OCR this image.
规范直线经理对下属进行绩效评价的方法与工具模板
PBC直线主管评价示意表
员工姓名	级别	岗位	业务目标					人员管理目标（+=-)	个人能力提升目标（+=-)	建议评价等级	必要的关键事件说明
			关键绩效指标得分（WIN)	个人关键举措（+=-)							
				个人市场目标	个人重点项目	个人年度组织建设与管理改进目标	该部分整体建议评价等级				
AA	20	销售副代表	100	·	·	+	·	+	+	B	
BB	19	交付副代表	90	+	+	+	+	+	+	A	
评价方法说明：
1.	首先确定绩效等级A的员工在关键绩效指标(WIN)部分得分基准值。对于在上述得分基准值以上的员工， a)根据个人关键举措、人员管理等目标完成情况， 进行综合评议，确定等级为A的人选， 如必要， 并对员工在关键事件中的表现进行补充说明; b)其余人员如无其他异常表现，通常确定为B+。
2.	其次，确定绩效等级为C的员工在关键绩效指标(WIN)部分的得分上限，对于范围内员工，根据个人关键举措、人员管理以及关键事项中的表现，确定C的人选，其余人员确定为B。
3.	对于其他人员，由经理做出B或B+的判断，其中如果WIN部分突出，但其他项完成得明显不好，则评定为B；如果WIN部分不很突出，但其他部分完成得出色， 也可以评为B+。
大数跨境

▸ What to work on:
State only the count of lines above that hold the string "根据个人关键举措".

▸ Solution to the exercise:
2